Copy out each line of the data holding "distribution".

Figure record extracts
-=-=-

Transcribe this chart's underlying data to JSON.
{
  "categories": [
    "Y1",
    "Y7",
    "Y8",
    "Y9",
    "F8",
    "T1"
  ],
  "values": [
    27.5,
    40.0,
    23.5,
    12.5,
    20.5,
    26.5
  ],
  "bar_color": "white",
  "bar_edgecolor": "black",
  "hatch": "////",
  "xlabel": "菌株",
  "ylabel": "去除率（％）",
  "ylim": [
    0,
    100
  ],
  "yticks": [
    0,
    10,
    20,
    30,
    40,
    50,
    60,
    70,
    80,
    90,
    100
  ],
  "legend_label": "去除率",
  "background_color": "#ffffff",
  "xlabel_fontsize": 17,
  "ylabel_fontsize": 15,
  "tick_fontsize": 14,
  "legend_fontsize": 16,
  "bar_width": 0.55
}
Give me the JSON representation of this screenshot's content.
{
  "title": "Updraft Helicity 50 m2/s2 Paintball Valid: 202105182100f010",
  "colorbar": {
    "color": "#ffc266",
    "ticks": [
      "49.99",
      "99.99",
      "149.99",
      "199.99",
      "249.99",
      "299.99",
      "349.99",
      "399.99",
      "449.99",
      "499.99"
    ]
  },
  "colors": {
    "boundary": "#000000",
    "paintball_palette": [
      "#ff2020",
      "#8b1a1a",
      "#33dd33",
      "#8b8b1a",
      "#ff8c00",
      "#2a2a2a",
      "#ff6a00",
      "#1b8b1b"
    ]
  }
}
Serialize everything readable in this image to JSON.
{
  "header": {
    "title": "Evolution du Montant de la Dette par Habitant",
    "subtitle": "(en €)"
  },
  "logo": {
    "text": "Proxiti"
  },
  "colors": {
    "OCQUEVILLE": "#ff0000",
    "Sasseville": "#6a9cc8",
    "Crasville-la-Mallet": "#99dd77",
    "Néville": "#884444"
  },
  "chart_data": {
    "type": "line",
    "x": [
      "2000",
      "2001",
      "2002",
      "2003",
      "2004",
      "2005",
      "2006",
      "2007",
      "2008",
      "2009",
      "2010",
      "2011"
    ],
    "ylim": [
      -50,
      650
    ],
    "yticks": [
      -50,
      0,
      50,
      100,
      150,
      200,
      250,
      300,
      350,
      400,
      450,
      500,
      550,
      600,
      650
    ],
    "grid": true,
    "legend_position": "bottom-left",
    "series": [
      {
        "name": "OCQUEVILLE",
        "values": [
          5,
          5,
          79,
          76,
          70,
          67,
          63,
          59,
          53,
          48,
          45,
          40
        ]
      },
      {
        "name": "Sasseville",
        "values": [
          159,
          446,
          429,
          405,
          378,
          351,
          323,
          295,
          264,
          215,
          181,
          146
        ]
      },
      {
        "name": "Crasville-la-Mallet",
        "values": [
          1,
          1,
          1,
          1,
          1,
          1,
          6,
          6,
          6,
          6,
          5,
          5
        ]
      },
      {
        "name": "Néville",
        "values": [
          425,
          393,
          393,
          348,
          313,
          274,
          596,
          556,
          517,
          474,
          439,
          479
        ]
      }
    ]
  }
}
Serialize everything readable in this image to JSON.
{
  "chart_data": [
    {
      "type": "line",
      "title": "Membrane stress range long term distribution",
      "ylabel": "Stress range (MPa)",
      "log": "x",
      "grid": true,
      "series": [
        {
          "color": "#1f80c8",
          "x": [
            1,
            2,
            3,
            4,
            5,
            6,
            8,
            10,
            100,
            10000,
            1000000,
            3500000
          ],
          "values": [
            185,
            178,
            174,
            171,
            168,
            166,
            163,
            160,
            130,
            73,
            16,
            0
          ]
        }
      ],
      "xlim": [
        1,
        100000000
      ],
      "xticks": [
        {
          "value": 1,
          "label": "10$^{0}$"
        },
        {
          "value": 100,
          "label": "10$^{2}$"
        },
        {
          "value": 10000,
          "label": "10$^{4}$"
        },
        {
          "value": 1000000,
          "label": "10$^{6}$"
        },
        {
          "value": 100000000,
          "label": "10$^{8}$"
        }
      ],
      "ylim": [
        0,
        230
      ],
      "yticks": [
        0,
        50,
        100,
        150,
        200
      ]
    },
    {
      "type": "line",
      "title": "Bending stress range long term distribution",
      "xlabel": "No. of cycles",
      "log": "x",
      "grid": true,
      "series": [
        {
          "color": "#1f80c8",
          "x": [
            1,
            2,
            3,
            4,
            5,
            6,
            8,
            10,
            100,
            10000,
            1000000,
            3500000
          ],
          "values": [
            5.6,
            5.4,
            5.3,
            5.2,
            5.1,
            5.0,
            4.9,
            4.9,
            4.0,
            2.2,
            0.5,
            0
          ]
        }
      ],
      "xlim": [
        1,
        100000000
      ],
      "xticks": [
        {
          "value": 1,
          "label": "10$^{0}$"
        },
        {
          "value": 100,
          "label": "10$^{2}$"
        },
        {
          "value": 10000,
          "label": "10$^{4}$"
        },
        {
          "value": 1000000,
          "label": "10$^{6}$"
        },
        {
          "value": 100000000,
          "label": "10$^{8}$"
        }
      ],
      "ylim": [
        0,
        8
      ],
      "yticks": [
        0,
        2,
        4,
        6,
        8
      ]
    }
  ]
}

-=-=-

Solution to the exercise:
      "title": "Membrane stress range long term distribution",
      "title": "Bending stress range long term distribution",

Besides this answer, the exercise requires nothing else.